***** DATA PROVIDED *****
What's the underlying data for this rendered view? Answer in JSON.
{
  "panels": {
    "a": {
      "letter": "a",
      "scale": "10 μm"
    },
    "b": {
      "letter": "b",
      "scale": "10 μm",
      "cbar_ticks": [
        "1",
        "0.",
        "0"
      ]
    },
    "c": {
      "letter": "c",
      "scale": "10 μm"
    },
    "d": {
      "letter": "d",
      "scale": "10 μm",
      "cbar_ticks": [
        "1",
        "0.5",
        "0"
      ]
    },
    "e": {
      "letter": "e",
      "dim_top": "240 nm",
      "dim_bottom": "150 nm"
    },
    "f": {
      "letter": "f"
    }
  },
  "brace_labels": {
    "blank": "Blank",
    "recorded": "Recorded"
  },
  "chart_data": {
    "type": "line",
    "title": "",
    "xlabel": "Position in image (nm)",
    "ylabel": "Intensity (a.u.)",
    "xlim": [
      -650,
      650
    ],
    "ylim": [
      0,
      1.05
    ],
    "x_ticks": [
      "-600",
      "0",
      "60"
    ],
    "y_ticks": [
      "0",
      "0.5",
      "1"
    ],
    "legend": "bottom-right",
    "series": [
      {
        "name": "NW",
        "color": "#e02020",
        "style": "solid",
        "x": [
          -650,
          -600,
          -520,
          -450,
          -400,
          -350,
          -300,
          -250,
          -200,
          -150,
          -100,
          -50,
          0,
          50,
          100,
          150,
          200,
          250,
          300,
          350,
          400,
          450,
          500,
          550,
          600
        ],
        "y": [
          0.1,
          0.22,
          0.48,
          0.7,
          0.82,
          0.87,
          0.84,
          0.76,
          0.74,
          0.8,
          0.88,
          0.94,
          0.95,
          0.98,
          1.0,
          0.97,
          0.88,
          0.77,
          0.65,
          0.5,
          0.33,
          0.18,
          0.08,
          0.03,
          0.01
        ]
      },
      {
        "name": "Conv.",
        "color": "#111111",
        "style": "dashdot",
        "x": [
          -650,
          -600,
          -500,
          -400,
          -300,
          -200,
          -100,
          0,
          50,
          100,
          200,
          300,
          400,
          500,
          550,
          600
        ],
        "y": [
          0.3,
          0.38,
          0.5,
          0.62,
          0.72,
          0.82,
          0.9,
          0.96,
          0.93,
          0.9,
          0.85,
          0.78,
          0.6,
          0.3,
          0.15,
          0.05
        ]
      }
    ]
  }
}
*****
__TASK GOAL__. Return every line in the listing that contains the word "letter".

__TASK RESPONSE__.
      "letter": "a",
      "letter": "b",
      "letter": "c",
      "letter": "d",
      "letter": "e",
      "letter": "f"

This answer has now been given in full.